* EXERCISE DETAILS:
Would you set down every entry shown below, precisely as written?

Stored dataset items
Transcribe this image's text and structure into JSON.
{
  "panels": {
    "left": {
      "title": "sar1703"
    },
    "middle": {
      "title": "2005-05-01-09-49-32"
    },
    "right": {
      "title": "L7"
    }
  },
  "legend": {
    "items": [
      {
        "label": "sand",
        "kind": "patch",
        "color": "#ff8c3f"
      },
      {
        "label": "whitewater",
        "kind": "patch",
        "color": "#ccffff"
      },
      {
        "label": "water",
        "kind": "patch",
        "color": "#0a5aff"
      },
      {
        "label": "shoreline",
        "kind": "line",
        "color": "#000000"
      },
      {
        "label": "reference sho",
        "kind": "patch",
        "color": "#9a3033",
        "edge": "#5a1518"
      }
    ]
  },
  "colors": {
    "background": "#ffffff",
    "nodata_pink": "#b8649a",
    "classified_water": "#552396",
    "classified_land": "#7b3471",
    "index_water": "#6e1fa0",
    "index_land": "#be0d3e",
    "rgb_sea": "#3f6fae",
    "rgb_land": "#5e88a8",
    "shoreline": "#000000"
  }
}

* ANSWER TO THE TASK:
Transcribe this image's text and structure into JSON.
{
  "panels": {
    "left": {
      "title": "sar1703"
    },
    "middle": {
      "title": "2005-05-01-09-49-32"
    },
    "right": {
      "title": "L7"
    }
  },
  "legend": {
    "items": [
      {
        "label": "sand",
        "kind": "patch",
        "color": "#ff8c3f"
      },
      {
        "label": "whitewater",
        "kind": "patch",
        "color": "#ccffff"
      },
      {
        "label": "water",
        "kind": "patch",
        "color": "#0a5aff"
      },
      {
        "label": "shoreline",
        "kind": "line",
        "color": "#000000"
      },
      {
        "label": "reference sho",
        "kind": "patch",
        "color": "#9a3033",
        "edge": "#5a1518"
      }
    ]
  },
  "colors": {
    "background": "#ffffff",
    "nodata_pink": "#b8649a",
    "classified_water": "#552396",
    "classified_land": "#7b3471",
    "index_water": "#6e1fa0",
    "index_land": "#be0d3e",
    "rgb_sea": "#3f6fae",
    "rgb_land": "#5e88a8",
    "shoreline": "#000000"
  }
}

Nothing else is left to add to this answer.